§ Goal
Report every line from the material that contains the word "climatology".

◆ ◆ ◆ ◆ ◆ ◆ ◆

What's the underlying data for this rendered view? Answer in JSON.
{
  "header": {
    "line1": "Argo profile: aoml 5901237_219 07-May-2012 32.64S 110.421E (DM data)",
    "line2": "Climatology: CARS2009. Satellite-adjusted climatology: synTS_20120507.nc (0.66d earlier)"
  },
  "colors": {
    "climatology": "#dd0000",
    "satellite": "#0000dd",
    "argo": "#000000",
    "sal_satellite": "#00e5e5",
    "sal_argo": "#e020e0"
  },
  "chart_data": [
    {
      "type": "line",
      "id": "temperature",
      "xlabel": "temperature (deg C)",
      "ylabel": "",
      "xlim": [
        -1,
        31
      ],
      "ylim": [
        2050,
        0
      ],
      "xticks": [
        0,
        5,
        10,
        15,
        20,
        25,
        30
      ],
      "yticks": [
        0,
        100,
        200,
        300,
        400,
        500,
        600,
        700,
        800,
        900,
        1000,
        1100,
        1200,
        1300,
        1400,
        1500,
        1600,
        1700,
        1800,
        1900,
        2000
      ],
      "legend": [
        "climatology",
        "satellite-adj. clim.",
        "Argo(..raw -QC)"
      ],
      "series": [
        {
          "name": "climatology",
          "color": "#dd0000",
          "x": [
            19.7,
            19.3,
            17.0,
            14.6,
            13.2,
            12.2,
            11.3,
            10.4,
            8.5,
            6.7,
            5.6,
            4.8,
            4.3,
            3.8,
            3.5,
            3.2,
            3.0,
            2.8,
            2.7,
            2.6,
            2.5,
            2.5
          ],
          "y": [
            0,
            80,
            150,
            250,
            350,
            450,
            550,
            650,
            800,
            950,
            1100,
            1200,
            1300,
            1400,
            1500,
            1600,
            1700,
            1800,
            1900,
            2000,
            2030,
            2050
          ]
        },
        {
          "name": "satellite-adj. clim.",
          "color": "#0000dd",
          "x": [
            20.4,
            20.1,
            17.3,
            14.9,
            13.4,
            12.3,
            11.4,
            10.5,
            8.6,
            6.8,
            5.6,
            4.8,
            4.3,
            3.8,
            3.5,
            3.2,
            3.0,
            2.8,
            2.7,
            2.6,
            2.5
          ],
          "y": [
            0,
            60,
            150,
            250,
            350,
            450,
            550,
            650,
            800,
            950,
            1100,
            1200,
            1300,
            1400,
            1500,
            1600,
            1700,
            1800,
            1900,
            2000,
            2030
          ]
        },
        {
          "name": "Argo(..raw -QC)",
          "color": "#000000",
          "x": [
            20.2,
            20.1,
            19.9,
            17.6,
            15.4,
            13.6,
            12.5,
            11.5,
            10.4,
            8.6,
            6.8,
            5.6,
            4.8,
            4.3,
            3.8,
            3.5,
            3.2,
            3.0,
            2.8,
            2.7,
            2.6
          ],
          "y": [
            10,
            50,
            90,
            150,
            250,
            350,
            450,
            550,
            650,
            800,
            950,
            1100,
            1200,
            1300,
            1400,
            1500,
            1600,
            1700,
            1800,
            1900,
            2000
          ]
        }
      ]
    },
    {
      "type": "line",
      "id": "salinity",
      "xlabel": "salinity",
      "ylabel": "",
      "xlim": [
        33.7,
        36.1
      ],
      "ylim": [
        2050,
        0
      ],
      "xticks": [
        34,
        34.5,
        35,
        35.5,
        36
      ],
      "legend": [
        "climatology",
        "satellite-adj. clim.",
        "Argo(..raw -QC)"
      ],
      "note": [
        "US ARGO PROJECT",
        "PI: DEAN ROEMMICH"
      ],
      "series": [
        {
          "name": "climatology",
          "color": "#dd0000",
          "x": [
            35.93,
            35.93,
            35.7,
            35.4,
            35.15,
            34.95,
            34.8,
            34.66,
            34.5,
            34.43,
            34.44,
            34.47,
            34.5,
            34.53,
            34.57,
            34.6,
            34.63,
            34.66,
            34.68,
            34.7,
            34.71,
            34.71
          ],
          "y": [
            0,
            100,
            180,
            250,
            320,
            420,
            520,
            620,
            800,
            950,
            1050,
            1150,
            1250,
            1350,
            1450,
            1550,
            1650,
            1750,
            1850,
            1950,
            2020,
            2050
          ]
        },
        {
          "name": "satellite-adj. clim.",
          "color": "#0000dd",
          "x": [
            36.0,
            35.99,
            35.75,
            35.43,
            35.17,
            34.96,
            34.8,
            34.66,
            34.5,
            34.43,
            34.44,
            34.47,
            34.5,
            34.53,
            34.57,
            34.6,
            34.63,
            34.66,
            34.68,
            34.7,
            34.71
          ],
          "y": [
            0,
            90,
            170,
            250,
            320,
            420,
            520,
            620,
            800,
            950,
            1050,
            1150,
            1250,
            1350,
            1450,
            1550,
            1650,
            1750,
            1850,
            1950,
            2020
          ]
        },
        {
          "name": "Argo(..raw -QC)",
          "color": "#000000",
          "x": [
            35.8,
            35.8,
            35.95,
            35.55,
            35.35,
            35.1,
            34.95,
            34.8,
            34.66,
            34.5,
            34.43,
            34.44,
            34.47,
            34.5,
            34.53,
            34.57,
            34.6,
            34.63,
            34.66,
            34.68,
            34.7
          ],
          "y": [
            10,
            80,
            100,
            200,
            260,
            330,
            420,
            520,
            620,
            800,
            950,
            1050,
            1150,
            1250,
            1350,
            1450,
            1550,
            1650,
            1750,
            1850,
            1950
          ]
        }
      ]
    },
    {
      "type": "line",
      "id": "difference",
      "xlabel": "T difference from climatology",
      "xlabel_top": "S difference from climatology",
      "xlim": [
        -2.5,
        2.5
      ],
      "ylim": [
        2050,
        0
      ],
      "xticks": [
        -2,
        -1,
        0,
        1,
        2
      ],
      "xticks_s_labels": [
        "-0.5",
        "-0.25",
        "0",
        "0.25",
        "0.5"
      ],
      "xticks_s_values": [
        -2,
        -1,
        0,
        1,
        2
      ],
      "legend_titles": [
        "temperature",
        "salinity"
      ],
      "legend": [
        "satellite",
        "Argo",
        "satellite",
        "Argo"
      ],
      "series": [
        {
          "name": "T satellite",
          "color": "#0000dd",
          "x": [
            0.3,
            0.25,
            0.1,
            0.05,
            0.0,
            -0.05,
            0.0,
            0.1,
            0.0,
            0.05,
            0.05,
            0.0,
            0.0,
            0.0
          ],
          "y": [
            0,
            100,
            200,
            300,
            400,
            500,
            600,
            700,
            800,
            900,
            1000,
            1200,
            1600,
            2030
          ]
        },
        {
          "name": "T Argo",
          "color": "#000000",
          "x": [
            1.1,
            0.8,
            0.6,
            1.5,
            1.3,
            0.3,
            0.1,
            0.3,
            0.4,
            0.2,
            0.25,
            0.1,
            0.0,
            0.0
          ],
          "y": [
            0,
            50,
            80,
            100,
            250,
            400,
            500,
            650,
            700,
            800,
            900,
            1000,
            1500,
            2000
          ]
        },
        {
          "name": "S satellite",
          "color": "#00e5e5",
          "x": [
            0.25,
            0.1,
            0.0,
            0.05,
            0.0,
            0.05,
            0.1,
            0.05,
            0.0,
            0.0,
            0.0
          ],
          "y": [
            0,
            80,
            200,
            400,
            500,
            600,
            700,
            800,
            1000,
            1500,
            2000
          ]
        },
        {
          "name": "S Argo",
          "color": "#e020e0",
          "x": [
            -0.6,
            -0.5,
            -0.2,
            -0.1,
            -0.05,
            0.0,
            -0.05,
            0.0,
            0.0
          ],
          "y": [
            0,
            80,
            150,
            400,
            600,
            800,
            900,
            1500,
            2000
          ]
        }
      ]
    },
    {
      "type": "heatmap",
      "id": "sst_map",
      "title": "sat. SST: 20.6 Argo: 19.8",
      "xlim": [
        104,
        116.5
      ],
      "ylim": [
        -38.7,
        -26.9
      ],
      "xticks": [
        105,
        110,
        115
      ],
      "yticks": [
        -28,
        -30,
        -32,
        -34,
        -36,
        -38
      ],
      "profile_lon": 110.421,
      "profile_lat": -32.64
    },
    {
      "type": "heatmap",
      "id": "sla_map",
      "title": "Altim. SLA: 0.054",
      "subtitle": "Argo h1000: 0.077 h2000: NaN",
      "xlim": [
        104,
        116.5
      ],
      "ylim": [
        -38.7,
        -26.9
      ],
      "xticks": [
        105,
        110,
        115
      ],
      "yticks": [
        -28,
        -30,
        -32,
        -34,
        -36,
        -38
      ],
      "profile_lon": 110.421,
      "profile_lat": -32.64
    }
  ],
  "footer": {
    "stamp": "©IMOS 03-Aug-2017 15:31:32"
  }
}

◆ ◆ ◆ ◆ ◆ ◆ ◆

§ Result of this exercise
    "line2": "Climatology: CARS2009. Satellite-adjusted climatology: synTS_20120507.nc (0.66d earlier)"
    "climatology": "#dd0000",
        "climatology",
          "name": "climatology",
        "climatology",
          "name": "climatology",
      "xlabel": "T difference from climatology",
      "xlabel_top": "S difference from climatology",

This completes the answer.